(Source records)
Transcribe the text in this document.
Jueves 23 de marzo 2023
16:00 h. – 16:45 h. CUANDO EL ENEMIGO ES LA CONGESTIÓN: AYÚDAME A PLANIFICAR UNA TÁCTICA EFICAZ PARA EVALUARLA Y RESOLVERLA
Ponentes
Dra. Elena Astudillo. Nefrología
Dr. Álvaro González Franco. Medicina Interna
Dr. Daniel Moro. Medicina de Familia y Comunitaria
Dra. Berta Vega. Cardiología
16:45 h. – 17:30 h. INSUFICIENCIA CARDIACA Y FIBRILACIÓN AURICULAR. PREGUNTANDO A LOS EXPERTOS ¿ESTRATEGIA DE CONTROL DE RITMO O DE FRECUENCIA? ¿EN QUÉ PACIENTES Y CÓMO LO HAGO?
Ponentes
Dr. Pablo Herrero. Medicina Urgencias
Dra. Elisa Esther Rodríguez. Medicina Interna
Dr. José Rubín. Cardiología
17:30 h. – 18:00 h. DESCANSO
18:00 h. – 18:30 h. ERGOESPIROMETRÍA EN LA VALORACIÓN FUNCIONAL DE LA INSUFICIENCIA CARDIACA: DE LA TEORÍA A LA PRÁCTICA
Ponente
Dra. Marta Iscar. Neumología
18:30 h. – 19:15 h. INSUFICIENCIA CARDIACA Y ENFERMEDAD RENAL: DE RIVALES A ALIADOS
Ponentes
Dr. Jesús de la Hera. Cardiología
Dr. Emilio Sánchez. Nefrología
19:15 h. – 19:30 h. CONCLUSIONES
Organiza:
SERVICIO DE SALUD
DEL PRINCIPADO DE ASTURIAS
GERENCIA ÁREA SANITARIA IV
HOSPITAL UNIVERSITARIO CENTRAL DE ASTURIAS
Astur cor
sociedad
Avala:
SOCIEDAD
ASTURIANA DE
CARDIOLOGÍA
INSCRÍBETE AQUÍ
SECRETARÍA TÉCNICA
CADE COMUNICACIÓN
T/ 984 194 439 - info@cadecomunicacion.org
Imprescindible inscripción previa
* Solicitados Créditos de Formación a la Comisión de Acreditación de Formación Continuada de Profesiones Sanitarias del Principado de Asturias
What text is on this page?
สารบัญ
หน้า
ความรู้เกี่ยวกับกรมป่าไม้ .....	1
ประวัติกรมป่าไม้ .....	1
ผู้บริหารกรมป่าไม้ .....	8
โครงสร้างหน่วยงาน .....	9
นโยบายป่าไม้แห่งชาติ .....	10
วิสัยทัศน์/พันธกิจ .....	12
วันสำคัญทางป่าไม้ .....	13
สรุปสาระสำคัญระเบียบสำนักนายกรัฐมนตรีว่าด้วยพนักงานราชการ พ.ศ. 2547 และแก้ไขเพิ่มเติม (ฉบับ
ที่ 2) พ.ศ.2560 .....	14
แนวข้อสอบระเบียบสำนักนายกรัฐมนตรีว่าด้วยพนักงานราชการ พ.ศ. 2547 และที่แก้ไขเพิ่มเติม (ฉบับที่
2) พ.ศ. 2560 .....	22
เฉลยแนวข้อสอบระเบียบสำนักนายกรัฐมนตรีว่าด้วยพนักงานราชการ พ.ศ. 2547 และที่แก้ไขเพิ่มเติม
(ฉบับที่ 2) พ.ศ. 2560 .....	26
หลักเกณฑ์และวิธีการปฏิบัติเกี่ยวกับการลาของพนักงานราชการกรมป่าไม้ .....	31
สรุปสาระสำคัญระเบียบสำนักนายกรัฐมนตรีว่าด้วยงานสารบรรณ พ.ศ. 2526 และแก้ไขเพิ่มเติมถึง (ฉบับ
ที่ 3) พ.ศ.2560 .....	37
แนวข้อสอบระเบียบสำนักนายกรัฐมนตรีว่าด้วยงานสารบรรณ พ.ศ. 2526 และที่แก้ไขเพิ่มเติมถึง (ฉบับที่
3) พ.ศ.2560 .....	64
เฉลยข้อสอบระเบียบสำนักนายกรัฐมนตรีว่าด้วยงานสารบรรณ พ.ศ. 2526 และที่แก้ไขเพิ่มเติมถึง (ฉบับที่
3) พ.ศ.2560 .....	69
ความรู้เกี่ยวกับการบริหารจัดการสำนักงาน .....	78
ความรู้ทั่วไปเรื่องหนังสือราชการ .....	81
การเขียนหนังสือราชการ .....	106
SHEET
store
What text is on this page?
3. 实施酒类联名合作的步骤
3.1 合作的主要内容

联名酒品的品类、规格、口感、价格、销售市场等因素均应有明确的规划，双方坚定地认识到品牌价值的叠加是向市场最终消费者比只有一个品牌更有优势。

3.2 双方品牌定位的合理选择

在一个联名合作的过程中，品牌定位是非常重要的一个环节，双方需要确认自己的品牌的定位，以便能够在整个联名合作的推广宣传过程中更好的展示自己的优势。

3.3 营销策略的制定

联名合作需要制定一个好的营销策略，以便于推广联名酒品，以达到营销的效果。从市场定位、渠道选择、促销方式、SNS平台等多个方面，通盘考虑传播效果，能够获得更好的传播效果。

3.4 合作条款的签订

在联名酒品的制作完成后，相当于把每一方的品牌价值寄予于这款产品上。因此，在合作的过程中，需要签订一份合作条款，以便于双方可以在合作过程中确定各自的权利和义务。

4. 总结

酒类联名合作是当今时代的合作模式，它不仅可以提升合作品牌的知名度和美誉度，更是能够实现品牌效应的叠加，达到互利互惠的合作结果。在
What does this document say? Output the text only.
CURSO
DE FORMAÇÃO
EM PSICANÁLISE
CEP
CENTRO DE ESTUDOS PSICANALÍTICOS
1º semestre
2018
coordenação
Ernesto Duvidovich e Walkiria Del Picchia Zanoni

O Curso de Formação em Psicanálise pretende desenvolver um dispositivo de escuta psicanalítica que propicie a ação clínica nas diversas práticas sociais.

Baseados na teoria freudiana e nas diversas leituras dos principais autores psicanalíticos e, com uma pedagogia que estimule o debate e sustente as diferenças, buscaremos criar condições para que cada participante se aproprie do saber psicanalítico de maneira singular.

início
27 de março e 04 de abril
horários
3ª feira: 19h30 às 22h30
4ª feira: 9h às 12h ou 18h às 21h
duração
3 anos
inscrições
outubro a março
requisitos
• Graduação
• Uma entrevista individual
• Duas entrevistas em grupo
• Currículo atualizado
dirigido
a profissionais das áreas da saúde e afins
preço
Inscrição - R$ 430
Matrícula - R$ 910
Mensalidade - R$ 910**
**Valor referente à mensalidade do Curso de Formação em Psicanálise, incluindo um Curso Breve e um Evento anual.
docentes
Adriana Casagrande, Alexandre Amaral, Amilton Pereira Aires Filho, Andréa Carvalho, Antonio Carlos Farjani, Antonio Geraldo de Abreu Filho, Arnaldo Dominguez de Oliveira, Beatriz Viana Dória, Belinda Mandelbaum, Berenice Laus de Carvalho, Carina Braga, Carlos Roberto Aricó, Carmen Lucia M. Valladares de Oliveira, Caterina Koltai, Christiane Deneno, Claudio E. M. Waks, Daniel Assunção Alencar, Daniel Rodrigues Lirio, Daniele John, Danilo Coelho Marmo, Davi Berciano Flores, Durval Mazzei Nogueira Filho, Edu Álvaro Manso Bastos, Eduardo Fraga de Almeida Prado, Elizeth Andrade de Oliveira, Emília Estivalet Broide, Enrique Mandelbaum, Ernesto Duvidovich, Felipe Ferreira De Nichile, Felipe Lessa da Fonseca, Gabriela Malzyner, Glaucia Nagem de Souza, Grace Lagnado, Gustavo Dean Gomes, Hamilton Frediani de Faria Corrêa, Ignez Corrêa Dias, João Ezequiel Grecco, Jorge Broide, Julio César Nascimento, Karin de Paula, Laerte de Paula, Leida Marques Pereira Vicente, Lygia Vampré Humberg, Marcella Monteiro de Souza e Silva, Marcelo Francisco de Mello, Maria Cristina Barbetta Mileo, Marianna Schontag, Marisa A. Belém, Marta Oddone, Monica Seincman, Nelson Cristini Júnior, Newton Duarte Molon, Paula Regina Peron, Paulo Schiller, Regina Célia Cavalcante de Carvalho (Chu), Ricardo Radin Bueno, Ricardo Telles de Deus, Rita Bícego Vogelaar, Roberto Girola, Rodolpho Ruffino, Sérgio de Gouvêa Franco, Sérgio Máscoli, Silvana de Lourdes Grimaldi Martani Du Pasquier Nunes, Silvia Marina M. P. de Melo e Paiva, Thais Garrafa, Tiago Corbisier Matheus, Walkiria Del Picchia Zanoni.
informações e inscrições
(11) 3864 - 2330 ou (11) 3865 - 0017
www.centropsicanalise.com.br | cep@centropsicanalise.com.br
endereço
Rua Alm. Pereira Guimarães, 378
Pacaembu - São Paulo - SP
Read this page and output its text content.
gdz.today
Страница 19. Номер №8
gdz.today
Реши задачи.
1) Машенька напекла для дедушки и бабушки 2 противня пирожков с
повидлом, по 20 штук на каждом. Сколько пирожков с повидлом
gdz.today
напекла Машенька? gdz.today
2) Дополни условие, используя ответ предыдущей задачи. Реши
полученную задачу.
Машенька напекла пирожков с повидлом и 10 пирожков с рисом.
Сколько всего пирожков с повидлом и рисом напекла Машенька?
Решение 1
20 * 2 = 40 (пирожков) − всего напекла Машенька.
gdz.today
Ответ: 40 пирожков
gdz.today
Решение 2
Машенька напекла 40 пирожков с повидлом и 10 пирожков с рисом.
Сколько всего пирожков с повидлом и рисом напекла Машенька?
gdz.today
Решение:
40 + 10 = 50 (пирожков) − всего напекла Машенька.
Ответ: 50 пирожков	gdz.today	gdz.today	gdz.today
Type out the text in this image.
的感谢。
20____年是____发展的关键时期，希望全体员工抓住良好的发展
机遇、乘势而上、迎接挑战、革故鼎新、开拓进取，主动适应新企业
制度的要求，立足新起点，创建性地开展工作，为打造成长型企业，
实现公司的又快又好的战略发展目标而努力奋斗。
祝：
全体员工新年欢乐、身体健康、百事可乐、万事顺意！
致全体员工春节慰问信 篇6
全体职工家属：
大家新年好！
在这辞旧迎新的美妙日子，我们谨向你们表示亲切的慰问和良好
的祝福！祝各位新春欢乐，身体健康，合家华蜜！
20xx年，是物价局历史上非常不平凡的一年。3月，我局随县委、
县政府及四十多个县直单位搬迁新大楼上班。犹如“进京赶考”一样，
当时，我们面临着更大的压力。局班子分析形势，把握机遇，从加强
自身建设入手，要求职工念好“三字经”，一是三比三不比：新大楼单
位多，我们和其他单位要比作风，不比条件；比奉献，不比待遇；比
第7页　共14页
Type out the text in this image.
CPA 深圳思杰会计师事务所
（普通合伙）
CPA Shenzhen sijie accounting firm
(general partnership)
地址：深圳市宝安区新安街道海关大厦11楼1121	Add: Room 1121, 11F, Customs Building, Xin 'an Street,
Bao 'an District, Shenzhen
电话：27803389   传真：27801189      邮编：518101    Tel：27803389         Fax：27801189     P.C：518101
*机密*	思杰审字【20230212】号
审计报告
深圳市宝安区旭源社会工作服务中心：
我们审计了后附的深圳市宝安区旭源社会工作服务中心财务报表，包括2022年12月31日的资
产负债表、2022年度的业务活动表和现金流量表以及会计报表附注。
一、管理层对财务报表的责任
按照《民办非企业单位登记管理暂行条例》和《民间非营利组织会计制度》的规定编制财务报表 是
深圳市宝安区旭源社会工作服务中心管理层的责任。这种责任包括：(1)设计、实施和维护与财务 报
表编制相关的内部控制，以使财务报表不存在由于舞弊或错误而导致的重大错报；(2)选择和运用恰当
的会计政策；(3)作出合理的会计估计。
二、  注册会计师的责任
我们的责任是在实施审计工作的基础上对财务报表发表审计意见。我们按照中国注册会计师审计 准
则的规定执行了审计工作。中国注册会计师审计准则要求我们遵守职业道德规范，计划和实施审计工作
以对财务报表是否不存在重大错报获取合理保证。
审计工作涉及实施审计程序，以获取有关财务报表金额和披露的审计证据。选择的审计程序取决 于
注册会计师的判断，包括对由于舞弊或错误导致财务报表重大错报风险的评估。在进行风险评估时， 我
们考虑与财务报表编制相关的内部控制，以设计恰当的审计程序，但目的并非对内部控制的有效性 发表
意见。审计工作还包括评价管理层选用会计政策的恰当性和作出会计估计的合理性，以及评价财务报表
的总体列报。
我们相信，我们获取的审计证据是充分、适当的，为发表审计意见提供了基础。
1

■ Objective ■
Write out every line of the entries that holds the word "อสอบระเบ".

■ Answer to this exercise ■
แนวข้อสอบระเบียบสำนักนายกรัฐมนตรีว่าด้วยพนักงานราชการ พ.ศ. 2547 และที่แก้ไขเพิ่มเติม (ฉบับที่
เฉลยแนวข้อสอบระเบียบสำนักนายกรัฐมนตรีว่าด้วยพนักงานราชการ พ.ศ. 2547 และที่แก้ไขเพิ่มเติม
แนวข้อสอบระเบียบสำนักนายกรัฐมนตรีว่าด้วยงานสารบรรณ พ.ศ. 2526 และที่แก้ไขเพิ่มเติมถึง (ฉบับที่
เฉลยข้อสอบระเบียบสำนักนายกรัฐมนตรีว่าด้วยงานสารบรรณ พ.ศ. 2526 และที่แก้ไขเพิ่มเติมถึง (ฉบับที่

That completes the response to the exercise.